--- Start of Supplied entries ---

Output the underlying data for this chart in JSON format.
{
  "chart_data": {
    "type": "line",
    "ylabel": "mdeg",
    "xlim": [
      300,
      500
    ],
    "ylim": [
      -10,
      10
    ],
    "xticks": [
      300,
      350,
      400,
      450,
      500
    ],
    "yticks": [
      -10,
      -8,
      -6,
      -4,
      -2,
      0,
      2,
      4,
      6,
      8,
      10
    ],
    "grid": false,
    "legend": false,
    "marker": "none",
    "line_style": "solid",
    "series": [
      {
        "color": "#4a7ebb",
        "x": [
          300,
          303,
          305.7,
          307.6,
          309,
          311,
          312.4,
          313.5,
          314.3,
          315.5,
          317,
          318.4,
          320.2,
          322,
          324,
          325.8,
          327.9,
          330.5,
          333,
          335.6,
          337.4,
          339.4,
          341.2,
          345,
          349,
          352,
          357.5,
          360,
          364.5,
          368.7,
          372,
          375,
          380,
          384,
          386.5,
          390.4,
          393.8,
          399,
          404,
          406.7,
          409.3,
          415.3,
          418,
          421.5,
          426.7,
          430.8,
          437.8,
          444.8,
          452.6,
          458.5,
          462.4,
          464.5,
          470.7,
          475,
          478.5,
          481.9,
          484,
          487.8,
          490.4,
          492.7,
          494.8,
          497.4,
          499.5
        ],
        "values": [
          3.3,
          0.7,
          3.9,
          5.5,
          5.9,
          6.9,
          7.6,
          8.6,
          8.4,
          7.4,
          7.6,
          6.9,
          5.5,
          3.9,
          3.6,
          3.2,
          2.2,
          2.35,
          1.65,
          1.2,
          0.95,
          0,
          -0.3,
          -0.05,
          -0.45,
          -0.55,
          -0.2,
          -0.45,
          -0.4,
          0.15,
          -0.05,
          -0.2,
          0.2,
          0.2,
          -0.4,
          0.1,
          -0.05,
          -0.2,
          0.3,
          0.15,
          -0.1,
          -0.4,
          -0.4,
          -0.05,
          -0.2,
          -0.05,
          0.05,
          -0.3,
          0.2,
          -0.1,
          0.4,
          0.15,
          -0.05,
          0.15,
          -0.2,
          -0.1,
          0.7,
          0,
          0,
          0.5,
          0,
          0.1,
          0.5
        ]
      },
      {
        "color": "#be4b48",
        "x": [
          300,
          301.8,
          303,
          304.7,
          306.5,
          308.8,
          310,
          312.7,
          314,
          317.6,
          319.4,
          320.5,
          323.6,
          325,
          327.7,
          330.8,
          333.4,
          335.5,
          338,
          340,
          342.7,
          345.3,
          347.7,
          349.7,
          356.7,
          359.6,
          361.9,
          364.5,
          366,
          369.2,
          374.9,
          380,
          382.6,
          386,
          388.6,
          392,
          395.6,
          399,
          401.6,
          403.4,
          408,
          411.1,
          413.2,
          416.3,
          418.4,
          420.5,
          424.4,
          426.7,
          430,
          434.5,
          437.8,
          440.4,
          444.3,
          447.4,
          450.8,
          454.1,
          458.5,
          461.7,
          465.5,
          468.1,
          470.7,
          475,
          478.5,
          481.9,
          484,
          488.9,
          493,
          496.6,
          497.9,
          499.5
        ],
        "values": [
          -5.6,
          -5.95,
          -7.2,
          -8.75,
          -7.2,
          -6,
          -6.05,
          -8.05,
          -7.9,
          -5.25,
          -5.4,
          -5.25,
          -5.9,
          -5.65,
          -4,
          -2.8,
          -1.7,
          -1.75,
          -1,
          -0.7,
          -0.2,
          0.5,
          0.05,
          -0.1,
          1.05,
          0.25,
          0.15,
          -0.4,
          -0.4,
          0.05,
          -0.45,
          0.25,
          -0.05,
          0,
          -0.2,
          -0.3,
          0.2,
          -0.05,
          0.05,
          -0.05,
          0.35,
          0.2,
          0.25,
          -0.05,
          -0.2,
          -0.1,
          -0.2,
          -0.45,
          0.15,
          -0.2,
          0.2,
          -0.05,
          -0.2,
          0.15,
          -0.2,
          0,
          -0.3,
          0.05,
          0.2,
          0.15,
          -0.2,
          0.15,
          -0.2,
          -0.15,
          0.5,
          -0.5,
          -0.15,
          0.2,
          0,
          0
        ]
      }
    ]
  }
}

--- End of Supplied entries ---

◆ Task description:
Copy the material above, line for line.

◆ Output for this exercise:
Output the underlying data for this chart in JSON format.
{
  "chart_data": {
    "type": "line",
    "ylabel": "mdeg",
    "xlim": [
      300,
      500
    ],
    "ylim": [
      -10,
      10
    ],
    "xticks": [
      300,
      350,
      400,
      450,
      500
    ],
    "yticks": [
      -10,
      -8,
      -6,
      -4,
      -2,
      0,
      2,
      4,
      6,
      8,
      10
    ],
    "grid": false,
    "legend": false,
    "marker": "none",
    "line_style": "solid",
    "series": [
      {
        "color": "#4a7ebb",
        "x": [
          300,
          303,
          305.7,
          307.6,
          309,
          311,
          312.4,
          313.5,
          314.3,
          315.5,
          317,
          318.4,
          320.2,
          322,
          324,
          325.8,
          327.9,
          330.5,
          333,
          335.6,
          337.4,
          339.4,
          341.2,
          345,
          349,
          352,
          357.5,
          360,
          364.5,
          368.7,
          372,
          375,
          380,
          384,
          386.5,
          390.4,
          393.8,
          399,
          404,
          406.7,
          409.3,
          415.3,
          418,
          421.5,
          426.7,
          430.8,
          437.8,
          444.8,
          452.6,
          458.5,
          462.4,
          464.5,
          470.7,
          475,
          478.5,
          481.9,
          484,
          487.8,
          490.4,
          492.7,
          494.8,
          497.4,
          499.5
        ],
        "values": [
          3.3,
          0.7,
          3.9,
          5.5,
          5.9,
          6.9,
          7.6,
          8.6,
          8.4,
          7.4,
          7.6,
          6.9,
          5.5,
          3.9,
          3.6,
          3.2,
          2.2,
          2.35,
          1.65,
          1.2,
          0.95,
          0,
          -0.3,
          -0.05,
          -0.45,
          -0.55,
          -0.2,
          -0.45,
          -0.4,
          0.15,
          -0.05,
          -0.2,
          0.2,
          0.2,
          -0.4,
          0.1,
          -0.05,
          -0.2,
          0.3,
          0.15,
          -0.1,
          -0.4,
          -0.4,
          -0.05,
          -0.2,
          -0.05,
          0.05,
          -0.3,
          0.2,
          -0.1,
          0.4,
          0.15,
          -0.05,
          0.15,
          -0.2,
          -0.1,
          0.7,
          0,
          0,
          0.5,
          0,
          0.1,
          0.5
        ]
      },
      {
        "color": "#be4b48",
        "x": [
          300,
          301.8,
          303,
          304.7,
          306.5,
          308.8,
          310,
          312.7,
          314,
          317.6,
          319.4,
          320.5,
          323.6,
          325,
          327.7,
          330.8,
          333.4,
          335.5,
          338,
          340,
          342.7,
          345.3,
          347.7,
          349.7,
          356.7,
          359.6,
          361.9,
          364.5,
          366,
          369.2,
          374.9,
          380,
          382.6,
          386,
          388.6,
          392,
          395.6,
          399,
          401.6,
          403.4,
          408,
          411.1,
          413.2,
          416.3,
          418.4,
          420.5,
          424.4,
          426.7,
          430,
          434.5,
          437.8,
          440.4,
          444.3,
          447.4,
          450.8,
          454.1,
          458.5,
          461.7,
          465.5,
          468.1,
          470.7,
          475,
          478.5,
          481.9,
          484,
          488.9,
          493,
          496.6,
          497.9,
          499.5
        ],
        "values": [
          -5.6,
          -5.95,
          -7.2,
          -8.75,
          -7.2,
          -6,
          -6.05,
          -8.05,
          -7.9,
          -5.25,
          -5.4,
          -5.25,
          -5.9,
          -5.65,
          -4,
          -2.8,
          -1.7,
          -1.75,
          -1,
          -0.7,
          -0.2,
          0.5,
          0.05,
          -0.1,
          1.05,
          0.25,
          0.15,
          -0.4,
          -0.4,
          0.05,
          -0.45,
          0.25,
          -0.05,
          0,
          -0.2,
          -0.3,
          0.2,
          -0.05,
          0.05,
          -0.05,
          0.35,
          0.2,
          0.25,
          -0.05,
          -0.2,
          -0.1,
          -0.2,
          -0.45,
          0.15,
          -0.2,
          0.2,
          -0.05,
          -0.2,
          0.15,
          -0.2,
          0,
          -0.3,
          0.05,
          0.2,
          0.15,
          -0.2,
          0.15,
          -0.2,
          -0.15,
          0.5,
          -0.5,
          -0.15,
          0.2,
          0,
          0
        ]
      }
    ]
  }
}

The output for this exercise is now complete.